What you need to do =>
Pictures stay out of the copy; set down each line of the listing below exactly.

Raw records =>
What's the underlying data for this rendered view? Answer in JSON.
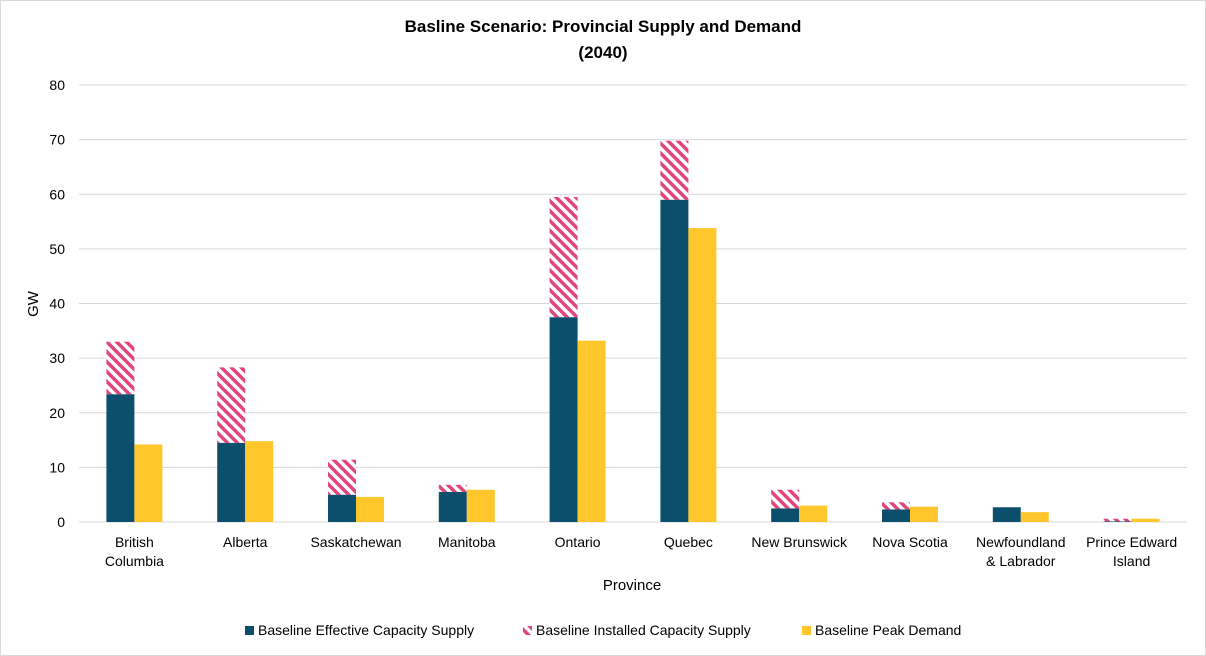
{
  "chart_data": {
    "type": "bar",
    "title_lines": [
      "Basline Scenario: Provincial Supply and Demand",
      "(2040)"
    ],
    "xlabel": "Province",
    "ylabel": "GW",
    "ylim": [
      0,
      80
    ],
    "yticks": [
      0,
      10,
      20,
      30,
      40,
      50,
      60,
      70,
      80
    ],
    "grid": true,
    "legend_position": "bottom",
    "categories": [
      [
        "British",
        "Columbia"
      ],
      [
        "Alberta"
      ],
      [
        "Saskatchewan"
      ],
      [
        "Manitoba"
      ],
      [
        "Ontario"
      ],
      [
        "Quebec"
      ],
      [
        "New Brunswick"
      ],
      [
        "Nova Scotia"
      ],
      [
        "Newfoundland",
        "& Labrador"
      ],
      [
        "Prince Edward",
        "Island"
      ]
    ],
    "series": [
      {
        "name": "Baseline Effective Capacity Supply",
        "stack": "supply",
        "color": "#0b4f6c",
        "pattern": "solid",
        "values": [
          23.4,
          14.5,
          5.0,
          5.5,
          37.5,
          59.0,
          2.5,
          2.3,
          2.7,
          0.1
        ]
      },
      {
        "name": "Baseline Installed Capacity Supply",
        "stack": "supply",
        "color": "#e0457b",
        "pattern": "diagonal-hatch",
        "values": [
          9.6,
          13.8,
          6.4,
          1.3,
          22.0,
          10.8,
          3.4,
          1.3,
          0.0,
          0.5
        ]
      },
      {
        "name": "Baseline Peak Demand",
        "stack": "demand",
        "color": "#ffc72c",
        "pattern": "solid",
        "values": [
          14.2,
          14.8,
          4.6,
          5.9,
          33.2,
          53.8,
          3.0,
          2.8,
          1.8,
          0.6
        ]
      }
    ]
  }
}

Exercise response =>
What's the underlying data for this rendered view? Answer in JSON.
{
  "chart_data": {
    "type": "bar",
    "title_lines": [
      "Basline Scenario: Provincial Supply and Demand",
      "(2040)"
    ],
    "xlabel": "Province",
    "ylabel": "GW",
    "ylim": [
      0,
      80
    ],
    "yticks": [
      0,
      10,
      20,
      30,
      40,
      50,
      60,
      70,
      80
    ],
    "grid": true,
    "legend_position": "bottom",
    "categories": [
      [
        "British",
        "Columbia"
      ],
      [
        "Alberta"
      ],
      [
        "Saskatchewan"
      ],
      [
        "Manitoba"
      ],
      [
        "Ontario"
      ],
      [
        "Quebec"
      ],
      [
        "New Brunswick"
      ],
      [
        "Nova Scotia"
      ],
      [
        "Newfoundland",
        "& Labrador"
      ],
      [
        "Prince Edward",
        "Island"
      ]
    ],
    "series": [
      {
        "name": "Baseline Effective Capacity Supply",
        "stack": "supply",
        "color": "#0b4f6c",
        "pattern": "solid",
        "values": [
          23.4,
          14.5,
          5.0,
          5.5,
          37.5,
          59.0,
          2.5,
          2.3,
          2.7,
          0.1
        ]
      },
      {
        "name": "Baseline Installed Capacity Supply",
        "stack": "supply",
        "color": "#e0457b",
        "pattern": "diagonal-hatch",
        "values": [
          9.6,
          13.8,
          6.4,
          1.3,
          22.0,
          10.8,
          3.4,
          1.3,
          0.0,
          0.5
        ]
      },
      {
        "name": "Baseline Peak Demand",
        "stack": "demand",
        "color": "#ffc72c",
        "pattern": "solid",
        "values": [
          14.2,
          14.8,
          4.6,
          5.9,
          33.2,
          53.8,
          3.0,
          2.8,
          1.8,
          0.6
        ]
      }
    ]
  }
}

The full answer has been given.